Find and copy lines holding "ĐỊNH".

* * * *

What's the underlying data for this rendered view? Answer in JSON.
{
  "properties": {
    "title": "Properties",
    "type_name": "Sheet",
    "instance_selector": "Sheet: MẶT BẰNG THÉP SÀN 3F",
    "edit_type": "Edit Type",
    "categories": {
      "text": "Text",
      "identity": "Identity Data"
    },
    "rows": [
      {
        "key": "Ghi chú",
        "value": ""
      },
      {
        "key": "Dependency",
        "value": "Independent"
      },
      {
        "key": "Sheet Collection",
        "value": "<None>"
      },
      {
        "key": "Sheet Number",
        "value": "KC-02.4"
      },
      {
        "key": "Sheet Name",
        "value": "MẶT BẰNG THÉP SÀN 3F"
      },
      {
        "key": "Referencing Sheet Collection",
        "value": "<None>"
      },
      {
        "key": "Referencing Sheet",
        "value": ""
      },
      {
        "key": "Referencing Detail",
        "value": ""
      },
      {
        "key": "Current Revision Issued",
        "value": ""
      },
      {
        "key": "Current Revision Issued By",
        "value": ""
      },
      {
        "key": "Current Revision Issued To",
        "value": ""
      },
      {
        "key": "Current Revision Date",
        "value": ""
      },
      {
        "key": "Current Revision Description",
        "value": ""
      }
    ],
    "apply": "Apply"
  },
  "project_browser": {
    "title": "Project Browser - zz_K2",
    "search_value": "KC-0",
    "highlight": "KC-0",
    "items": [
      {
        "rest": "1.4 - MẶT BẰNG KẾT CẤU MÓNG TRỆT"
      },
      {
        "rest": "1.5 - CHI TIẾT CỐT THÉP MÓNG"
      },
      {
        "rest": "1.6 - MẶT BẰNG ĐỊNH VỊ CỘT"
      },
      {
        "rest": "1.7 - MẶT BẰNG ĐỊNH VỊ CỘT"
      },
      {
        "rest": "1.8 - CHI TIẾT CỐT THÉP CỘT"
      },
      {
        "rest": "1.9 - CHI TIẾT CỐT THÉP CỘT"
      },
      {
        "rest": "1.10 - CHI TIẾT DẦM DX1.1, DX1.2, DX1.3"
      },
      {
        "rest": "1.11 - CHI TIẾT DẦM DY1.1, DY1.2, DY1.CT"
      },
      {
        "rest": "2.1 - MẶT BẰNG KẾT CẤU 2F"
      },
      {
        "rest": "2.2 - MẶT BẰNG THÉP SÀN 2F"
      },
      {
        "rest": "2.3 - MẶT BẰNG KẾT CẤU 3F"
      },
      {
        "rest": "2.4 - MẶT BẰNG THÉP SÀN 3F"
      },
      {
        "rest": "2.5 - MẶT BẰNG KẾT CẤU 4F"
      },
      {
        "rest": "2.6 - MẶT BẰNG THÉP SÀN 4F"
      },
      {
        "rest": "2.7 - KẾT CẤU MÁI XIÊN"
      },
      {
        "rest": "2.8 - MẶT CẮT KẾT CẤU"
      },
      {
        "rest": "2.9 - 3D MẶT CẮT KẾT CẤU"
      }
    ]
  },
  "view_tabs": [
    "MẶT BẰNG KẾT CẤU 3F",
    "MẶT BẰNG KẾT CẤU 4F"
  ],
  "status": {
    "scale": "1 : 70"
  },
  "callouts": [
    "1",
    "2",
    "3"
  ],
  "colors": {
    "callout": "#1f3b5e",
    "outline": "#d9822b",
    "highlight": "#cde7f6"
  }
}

* * * *

Task result
        "rest": "1.6 - MẶT BẰNG ĐỊNH VỊ CỘT"
        "rest": "1.7 - MẶT BẰNG ĐỊNH VỊ CỘT"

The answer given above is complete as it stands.